Top of Supplied data

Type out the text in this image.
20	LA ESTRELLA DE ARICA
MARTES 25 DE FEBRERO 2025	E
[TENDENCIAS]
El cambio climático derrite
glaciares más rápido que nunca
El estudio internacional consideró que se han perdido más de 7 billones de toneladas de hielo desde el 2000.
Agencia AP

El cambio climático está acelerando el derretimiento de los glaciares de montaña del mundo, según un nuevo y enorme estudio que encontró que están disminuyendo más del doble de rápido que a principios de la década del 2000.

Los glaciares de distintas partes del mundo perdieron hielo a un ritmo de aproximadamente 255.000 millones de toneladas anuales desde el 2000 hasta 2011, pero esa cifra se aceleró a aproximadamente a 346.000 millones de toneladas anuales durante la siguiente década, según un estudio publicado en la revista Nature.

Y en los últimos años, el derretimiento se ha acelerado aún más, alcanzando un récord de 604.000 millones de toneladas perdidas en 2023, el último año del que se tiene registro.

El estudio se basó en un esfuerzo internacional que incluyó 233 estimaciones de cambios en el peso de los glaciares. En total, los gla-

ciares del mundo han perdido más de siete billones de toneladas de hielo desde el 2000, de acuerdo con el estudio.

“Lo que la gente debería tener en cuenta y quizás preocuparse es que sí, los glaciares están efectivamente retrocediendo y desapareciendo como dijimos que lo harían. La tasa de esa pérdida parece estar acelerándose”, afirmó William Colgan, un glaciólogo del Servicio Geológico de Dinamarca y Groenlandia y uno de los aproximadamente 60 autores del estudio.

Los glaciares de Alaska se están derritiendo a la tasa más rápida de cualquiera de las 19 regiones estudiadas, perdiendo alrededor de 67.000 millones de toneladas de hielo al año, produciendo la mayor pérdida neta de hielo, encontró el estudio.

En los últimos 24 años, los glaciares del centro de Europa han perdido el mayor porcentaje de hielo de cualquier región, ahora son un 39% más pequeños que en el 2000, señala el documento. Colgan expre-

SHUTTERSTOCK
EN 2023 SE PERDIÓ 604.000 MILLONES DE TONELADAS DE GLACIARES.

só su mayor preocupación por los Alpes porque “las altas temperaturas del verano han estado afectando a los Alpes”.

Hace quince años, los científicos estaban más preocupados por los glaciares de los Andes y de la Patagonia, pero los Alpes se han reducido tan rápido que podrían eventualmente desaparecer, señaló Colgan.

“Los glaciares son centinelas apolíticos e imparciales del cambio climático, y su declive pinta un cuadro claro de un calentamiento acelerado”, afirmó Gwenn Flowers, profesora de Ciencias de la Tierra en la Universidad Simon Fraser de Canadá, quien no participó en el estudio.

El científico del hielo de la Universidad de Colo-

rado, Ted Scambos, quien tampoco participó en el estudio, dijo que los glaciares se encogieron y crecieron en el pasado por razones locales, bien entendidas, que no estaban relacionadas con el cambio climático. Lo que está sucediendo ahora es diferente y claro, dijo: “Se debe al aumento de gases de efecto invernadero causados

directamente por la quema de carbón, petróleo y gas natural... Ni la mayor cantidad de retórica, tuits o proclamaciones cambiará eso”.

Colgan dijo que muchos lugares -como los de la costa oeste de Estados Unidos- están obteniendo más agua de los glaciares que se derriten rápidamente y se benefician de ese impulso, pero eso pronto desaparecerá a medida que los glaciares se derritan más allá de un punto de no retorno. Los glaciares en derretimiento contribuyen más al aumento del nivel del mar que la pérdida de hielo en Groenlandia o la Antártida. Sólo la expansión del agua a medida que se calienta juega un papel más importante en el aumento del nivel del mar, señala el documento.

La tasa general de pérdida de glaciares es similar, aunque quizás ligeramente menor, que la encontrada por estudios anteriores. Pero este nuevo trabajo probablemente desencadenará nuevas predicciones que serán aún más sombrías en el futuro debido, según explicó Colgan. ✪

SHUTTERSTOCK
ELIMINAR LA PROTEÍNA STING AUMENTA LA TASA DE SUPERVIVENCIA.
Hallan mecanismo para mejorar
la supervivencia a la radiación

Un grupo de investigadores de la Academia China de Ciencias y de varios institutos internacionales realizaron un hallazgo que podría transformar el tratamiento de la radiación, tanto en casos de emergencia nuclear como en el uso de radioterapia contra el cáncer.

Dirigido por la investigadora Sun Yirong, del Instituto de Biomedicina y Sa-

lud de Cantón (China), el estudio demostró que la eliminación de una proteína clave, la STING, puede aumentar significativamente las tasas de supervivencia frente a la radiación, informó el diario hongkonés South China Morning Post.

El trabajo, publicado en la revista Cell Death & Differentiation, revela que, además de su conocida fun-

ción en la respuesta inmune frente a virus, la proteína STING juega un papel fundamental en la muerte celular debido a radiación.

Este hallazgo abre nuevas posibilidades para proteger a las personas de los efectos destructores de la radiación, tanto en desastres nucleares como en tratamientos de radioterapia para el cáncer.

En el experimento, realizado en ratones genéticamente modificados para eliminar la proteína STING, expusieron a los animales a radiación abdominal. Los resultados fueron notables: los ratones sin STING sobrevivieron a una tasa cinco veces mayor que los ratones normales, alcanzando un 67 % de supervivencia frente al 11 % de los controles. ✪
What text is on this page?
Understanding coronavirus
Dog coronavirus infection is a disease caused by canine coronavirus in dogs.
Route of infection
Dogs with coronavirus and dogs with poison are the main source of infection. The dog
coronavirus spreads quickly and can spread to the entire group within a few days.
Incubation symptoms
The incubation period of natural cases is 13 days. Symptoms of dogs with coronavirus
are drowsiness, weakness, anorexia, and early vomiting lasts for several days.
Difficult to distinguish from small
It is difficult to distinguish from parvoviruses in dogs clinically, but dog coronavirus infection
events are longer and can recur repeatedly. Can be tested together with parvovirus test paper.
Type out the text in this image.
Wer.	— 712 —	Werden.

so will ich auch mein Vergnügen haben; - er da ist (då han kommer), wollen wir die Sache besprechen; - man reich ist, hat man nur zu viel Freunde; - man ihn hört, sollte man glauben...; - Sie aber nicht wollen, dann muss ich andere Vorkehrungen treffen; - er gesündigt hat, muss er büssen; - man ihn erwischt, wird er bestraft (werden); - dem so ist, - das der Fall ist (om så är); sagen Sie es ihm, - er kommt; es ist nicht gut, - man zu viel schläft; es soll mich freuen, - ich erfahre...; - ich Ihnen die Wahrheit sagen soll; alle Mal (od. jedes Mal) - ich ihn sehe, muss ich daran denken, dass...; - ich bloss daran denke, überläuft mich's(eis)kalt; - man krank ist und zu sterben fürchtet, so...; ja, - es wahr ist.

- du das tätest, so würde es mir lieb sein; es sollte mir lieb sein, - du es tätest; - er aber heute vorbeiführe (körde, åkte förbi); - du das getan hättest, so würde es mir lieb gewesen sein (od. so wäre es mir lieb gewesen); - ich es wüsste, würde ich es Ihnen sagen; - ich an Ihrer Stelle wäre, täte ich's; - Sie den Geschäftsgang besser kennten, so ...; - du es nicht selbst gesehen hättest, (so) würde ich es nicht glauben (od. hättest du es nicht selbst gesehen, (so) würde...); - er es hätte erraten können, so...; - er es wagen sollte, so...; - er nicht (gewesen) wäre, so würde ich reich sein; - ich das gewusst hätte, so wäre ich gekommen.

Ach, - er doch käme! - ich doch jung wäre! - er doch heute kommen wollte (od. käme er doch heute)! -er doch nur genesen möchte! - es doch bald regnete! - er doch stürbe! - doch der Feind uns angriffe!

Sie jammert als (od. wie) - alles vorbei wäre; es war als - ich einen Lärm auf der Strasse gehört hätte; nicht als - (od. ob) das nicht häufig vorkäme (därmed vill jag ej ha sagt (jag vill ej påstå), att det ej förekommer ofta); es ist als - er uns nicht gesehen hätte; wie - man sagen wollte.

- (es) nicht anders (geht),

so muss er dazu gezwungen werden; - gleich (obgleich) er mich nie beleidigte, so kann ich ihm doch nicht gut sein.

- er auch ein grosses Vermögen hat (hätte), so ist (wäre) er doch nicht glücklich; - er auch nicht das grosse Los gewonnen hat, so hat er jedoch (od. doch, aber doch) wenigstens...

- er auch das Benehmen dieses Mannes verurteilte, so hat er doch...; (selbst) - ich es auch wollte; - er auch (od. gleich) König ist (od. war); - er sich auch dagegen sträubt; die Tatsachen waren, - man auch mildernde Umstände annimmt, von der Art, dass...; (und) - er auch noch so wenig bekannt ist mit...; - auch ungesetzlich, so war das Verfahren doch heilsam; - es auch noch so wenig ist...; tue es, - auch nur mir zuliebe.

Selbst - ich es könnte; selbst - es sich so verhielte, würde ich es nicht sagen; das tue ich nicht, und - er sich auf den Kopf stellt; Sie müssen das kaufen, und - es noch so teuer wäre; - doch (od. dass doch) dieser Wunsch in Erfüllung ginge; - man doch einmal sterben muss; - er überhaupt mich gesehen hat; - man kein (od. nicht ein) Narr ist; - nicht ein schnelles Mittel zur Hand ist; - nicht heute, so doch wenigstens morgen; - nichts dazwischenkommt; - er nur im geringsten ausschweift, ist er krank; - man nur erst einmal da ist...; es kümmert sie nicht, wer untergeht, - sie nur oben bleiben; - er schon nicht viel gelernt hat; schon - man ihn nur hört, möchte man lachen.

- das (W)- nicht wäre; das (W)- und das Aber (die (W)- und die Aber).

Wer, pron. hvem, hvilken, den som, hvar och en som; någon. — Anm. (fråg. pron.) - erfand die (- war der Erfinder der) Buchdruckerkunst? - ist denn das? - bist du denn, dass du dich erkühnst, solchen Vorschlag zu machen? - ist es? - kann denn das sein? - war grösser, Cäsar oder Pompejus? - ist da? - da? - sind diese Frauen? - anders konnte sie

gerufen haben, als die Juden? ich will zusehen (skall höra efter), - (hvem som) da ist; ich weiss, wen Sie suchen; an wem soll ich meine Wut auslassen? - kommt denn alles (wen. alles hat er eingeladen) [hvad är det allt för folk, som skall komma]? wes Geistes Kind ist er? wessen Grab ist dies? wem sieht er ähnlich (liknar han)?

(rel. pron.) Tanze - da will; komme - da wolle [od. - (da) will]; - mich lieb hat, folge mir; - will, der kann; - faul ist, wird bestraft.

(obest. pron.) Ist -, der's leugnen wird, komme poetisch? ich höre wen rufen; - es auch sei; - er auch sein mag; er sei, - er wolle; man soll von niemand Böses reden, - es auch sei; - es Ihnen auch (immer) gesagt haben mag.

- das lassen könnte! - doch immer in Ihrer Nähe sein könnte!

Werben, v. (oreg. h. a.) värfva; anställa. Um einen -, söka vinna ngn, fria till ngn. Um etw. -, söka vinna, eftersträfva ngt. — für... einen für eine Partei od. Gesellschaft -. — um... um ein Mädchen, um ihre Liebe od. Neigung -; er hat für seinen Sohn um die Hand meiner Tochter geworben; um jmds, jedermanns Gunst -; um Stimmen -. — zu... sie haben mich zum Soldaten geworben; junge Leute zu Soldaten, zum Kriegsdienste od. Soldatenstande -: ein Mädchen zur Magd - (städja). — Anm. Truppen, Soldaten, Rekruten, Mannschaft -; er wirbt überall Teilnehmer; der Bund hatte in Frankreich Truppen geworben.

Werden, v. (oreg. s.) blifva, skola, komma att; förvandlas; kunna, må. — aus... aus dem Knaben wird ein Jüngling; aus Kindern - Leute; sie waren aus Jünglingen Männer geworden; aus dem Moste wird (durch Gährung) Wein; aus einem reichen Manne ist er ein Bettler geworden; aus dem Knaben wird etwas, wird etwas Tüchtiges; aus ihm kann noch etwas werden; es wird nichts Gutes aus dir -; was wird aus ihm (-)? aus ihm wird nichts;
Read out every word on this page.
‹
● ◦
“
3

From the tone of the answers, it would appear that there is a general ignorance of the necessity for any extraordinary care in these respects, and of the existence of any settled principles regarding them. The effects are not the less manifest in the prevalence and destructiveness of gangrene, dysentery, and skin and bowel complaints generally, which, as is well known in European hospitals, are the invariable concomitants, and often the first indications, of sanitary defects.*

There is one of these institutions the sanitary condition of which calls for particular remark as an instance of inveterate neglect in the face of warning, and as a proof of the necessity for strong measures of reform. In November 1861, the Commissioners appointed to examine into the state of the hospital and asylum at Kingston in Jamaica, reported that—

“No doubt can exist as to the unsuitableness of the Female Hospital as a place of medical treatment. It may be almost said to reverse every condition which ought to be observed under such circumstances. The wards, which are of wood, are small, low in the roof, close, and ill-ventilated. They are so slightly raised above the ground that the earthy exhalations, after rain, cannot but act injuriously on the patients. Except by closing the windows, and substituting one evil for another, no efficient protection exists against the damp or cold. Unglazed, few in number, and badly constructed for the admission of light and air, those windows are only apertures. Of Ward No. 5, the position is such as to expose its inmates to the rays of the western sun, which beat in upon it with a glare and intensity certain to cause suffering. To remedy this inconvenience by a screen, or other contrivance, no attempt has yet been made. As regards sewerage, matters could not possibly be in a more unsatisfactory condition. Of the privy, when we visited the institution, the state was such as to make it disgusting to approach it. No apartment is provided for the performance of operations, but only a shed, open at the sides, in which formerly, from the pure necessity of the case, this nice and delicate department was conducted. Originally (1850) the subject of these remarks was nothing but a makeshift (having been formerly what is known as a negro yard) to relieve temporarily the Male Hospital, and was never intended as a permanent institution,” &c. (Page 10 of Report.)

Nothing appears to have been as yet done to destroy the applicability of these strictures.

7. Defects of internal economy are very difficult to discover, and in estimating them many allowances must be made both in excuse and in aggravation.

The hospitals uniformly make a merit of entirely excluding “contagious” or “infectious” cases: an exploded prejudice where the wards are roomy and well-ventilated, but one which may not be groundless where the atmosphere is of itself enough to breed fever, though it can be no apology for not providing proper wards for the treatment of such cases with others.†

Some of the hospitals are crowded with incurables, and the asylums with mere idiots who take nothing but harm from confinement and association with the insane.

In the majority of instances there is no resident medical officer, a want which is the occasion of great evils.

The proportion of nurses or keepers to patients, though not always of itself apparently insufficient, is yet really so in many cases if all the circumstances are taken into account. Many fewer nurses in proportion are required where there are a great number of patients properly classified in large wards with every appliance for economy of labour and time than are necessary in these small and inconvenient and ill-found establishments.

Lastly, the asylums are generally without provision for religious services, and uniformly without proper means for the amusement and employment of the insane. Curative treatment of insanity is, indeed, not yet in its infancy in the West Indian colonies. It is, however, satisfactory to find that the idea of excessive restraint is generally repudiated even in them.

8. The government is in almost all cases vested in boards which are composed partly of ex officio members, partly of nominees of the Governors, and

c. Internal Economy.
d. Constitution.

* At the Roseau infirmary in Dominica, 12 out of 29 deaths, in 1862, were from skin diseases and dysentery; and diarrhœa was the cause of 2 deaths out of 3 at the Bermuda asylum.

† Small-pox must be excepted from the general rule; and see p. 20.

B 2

Bottom of Supplied data

**Task brief:**
Where does the word "billones" appear in the listing? List each line that holds it.

**The answer:**
El estudio internacional consideró que se han perdido más de 7 billones de toneladas de hielo desde el 2000.
ciares del mundo han perdido más de siete billones de toneladas de hielo desde el 2000, de acuerdo con el estudio.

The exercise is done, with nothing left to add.